** DIRECTIONS FOR THIS TASK **
Tally the lines holding the string "appear" and reply with that number alone.

## begin TASK INPUTS

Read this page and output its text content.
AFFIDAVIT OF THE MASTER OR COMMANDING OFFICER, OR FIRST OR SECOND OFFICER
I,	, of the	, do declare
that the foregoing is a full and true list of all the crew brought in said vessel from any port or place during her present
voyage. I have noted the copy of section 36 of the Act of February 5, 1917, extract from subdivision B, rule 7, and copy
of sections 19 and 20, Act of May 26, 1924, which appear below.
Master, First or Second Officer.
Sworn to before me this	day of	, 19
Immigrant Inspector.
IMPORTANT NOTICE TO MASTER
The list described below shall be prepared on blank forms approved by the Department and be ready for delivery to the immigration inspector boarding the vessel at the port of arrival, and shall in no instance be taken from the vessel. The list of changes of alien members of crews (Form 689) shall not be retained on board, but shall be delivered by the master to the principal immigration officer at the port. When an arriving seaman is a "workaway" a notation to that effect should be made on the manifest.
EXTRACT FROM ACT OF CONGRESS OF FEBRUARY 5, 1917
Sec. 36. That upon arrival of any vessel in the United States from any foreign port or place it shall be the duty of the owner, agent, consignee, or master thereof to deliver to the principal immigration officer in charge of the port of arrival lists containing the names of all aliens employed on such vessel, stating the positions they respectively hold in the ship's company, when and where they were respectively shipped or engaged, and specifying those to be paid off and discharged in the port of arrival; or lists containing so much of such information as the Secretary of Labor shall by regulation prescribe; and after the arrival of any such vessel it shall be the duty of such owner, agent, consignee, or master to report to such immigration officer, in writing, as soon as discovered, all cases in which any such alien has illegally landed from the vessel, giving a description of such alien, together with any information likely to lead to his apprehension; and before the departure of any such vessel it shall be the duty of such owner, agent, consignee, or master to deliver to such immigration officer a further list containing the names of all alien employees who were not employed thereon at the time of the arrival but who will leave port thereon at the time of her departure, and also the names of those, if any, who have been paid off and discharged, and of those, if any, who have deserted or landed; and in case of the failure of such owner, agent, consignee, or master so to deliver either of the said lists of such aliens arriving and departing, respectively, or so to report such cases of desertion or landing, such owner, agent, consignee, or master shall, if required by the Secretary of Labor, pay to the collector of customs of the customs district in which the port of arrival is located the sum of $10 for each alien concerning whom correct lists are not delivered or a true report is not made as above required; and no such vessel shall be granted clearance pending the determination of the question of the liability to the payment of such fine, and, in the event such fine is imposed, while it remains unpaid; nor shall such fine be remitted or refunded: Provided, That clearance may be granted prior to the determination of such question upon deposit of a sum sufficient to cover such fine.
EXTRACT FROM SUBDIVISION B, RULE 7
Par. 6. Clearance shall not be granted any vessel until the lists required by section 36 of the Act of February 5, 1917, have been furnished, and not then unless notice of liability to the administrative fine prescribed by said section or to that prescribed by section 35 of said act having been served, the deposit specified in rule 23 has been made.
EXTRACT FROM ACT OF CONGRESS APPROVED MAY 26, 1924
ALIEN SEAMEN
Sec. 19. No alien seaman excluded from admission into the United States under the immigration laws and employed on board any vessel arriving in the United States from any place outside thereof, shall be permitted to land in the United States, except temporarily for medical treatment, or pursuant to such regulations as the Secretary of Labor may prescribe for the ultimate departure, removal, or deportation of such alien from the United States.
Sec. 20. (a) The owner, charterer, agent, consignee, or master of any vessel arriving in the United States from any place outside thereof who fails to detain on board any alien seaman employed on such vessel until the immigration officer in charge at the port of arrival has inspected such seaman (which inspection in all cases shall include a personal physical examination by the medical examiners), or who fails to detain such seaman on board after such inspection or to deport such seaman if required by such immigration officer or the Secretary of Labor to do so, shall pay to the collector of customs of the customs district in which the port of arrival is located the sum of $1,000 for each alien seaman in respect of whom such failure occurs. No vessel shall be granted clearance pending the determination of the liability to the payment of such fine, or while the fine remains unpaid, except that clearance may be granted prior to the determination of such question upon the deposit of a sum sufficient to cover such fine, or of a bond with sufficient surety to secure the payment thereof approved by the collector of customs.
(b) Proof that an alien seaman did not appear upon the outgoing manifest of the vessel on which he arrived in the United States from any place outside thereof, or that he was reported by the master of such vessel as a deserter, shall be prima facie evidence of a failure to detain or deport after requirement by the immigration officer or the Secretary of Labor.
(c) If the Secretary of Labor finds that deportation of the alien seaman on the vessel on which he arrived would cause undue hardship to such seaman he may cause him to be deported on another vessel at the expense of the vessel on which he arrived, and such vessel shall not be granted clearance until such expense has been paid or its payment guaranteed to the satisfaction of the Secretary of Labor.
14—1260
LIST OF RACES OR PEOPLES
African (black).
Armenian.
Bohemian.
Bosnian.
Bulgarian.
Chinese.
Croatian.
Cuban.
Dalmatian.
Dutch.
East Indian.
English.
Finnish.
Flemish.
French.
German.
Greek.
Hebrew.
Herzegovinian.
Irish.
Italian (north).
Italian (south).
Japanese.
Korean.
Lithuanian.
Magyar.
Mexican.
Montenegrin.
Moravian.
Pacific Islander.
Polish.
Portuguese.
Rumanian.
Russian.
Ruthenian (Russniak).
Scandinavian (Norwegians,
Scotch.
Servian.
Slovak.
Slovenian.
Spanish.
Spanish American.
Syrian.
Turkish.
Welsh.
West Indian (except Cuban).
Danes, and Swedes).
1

## end TASK INPUTS

** SOLUTION **
2